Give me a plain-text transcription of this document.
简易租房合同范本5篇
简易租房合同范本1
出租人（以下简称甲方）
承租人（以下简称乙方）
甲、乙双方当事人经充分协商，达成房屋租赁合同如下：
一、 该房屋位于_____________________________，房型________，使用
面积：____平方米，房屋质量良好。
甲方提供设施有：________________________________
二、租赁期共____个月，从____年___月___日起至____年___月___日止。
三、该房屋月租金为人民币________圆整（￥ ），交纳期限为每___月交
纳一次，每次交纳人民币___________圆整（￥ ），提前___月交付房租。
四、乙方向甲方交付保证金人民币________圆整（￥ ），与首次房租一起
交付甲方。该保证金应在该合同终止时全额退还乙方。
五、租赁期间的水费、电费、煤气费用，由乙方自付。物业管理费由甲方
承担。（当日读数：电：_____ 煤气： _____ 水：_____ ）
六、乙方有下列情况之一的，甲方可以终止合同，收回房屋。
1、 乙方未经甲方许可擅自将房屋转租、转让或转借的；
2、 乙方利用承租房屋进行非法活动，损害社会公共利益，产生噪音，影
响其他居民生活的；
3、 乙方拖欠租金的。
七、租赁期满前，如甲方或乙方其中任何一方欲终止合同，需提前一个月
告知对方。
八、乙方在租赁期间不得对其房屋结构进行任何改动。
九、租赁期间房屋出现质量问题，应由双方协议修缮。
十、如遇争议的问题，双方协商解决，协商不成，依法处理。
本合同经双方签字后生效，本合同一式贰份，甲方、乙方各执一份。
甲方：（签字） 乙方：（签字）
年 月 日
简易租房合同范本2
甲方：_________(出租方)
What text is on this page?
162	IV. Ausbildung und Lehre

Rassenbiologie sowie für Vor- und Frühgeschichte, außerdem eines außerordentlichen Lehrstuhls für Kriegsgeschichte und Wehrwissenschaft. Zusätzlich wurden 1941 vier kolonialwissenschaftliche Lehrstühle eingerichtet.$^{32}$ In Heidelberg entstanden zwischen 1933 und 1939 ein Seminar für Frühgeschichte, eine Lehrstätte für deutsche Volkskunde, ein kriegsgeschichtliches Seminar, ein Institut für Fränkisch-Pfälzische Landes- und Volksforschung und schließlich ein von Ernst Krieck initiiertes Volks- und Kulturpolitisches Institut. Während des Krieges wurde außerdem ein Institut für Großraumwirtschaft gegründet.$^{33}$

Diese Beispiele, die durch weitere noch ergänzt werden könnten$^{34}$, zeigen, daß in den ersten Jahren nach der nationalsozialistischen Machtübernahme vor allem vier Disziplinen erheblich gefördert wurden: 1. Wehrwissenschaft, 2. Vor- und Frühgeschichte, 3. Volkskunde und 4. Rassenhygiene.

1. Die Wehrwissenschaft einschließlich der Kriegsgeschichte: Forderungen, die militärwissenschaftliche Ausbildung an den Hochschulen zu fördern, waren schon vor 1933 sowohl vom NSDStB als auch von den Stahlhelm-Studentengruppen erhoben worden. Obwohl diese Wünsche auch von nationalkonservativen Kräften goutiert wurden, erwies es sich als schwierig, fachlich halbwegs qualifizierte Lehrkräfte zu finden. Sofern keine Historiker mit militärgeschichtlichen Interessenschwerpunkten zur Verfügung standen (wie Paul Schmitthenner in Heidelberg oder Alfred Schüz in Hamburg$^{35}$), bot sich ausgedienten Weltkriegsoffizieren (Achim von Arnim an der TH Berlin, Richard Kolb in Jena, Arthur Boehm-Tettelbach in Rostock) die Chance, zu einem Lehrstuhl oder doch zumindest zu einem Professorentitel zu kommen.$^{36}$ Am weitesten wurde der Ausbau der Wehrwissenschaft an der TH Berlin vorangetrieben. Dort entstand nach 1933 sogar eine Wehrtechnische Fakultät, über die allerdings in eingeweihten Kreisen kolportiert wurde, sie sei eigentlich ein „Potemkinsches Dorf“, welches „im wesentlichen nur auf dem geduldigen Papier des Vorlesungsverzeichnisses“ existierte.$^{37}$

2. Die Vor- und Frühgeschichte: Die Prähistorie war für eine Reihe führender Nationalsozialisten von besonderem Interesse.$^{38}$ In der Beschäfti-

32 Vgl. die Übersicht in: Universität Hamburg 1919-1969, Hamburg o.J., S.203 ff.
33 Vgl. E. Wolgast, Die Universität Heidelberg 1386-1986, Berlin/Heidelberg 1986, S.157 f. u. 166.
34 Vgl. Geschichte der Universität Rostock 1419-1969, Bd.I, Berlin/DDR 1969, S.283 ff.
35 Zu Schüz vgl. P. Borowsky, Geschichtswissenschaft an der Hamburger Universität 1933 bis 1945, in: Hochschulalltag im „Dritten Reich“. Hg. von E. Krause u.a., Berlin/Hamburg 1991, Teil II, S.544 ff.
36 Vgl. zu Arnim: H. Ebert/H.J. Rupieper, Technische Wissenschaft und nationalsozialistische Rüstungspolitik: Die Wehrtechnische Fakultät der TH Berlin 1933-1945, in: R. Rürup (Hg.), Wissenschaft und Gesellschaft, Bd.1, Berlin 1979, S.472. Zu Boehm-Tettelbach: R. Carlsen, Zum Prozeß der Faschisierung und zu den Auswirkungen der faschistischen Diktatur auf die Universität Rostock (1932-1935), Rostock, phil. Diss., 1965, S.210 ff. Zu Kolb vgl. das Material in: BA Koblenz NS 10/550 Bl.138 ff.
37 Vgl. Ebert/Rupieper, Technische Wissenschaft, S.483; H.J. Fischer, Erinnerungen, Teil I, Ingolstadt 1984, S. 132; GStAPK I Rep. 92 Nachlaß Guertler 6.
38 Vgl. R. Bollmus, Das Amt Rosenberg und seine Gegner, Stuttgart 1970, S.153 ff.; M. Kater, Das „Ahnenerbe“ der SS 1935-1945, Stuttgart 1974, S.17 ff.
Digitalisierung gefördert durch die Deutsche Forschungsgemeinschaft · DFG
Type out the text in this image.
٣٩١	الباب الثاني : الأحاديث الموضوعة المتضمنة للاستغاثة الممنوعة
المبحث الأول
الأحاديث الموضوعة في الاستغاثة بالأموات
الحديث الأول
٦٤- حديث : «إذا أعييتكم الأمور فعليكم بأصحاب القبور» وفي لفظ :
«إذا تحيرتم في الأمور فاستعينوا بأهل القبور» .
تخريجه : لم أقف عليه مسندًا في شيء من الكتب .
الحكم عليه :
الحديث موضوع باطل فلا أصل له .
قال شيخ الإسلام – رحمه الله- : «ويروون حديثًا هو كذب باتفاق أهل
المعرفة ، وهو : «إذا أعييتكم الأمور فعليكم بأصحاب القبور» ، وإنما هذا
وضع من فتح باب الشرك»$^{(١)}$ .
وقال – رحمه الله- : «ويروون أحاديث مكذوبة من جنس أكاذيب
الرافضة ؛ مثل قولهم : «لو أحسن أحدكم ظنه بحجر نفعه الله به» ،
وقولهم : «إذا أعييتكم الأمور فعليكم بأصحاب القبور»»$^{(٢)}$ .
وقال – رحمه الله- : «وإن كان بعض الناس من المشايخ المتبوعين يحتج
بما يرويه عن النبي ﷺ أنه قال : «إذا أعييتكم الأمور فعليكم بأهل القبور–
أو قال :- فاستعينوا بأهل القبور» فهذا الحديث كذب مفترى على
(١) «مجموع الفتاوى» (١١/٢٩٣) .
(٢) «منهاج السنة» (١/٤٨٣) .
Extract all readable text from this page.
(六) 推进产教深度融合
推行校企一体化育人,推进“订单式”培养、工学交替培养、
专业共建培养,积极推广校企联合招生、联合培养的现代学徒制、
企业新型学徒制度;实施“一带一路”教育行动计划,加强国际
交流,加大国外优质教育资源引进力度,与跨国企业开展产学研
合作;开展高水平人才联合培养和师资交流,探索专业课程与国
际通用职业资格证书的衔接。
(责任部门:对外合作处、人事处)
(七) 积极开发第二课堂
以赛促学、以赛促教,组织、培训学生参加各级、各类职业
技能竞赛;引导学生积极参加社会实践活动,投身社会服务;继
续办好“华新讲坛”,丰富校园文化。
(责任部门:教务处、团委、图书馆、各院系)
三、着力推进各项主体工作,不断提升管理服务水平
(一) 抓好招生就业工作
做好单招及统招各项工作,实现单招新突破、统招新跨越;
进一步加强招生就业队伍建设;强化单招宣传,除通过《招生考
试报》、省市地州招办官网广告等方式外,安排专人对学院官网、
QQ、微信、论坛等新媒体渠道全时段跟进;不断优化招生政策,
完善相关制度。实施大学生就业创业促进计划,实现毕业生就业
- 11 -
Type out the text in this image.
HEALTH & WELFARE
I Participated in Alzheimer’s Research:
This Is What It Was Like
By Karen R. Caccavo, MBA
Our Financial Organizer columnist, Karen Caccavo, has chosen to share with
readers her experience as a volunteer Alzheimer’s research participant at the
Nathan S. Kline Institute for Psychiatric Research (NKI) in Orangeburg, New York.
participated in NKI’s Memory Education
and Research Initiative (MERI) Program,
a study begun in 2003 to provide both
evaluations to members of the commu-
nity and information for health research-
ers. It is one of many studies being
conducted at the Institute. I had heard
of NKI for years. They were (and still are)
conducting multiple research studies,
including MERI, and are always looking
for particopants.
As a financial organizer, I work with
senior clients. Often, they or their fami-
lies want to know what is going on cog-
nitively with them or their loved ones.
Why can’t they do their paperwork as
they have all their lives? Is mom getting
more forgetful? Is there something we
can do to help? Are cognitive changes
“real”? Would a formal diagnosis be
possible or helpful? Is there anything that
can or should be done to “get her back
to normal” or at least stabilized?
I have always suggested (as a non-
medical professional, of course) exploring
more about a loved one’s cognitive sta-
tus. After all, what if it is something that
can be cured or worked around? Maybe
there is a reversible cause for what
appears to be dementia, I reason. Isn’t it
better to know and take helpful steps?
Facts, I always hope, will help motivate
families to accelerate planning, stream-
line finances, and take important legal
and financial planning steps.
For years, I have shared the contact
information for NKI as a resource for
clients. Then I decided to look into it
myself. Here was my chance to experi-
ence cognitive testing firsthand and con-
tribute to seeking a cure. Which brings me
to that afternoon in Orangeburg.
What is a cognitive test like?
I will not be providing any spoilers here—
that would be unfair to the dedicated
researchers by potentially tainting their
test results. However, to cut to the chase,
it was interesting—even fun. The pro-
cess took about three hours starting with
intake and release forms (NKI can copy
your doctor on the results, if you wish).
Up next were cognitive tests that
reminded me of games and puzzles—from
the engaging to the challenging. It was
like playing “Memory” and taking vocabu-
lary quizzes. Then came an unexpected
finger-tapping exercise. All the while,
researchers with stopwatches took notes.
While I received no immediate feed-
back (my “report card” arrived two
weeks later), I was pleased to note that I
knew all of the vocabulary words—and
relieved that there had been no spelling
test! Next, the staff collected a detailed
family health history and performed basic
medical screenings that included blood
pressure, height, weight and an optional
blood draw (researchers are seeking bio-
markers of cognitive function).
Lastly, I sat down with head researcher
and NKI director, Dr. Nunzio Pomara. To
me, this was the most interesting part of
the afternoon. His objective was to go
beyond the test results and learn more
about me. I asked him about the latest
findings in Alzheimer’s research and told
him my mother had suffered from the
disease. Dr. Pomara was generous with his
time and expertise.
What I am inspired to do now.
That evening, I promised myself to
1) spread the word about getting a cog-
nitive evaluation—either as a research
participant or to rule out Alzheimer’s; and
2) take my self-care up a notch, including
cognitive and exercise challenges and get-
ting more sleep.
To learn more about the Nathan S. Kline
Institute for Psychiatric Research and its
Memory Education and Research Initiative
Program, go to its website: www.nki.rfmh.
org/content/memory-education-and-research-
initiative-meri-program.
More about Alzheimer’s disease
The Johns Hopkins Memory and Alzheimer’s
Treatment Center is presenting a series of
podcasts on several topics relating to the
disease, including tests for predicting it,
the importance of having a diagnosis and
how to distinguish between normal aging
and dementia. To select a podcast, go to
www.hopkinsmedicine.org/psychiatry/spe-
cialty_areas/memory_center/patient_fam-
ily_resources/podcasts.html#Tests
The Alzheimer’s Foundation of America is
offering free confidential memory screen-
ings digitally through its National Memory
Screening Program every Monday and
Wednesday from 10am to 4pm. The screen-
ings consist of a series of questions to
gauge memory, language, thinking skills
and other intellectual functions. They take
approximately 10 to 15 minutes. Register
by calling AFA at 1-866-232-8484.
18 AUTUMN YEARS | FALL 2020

━━━━━━━━

* **Work required**
Pull out every line holding "have" from the records above, and copy it.

* **Task output**
they have all their lives? Is mom getting
I have always suggested (as a non-
For years, I have shared the contact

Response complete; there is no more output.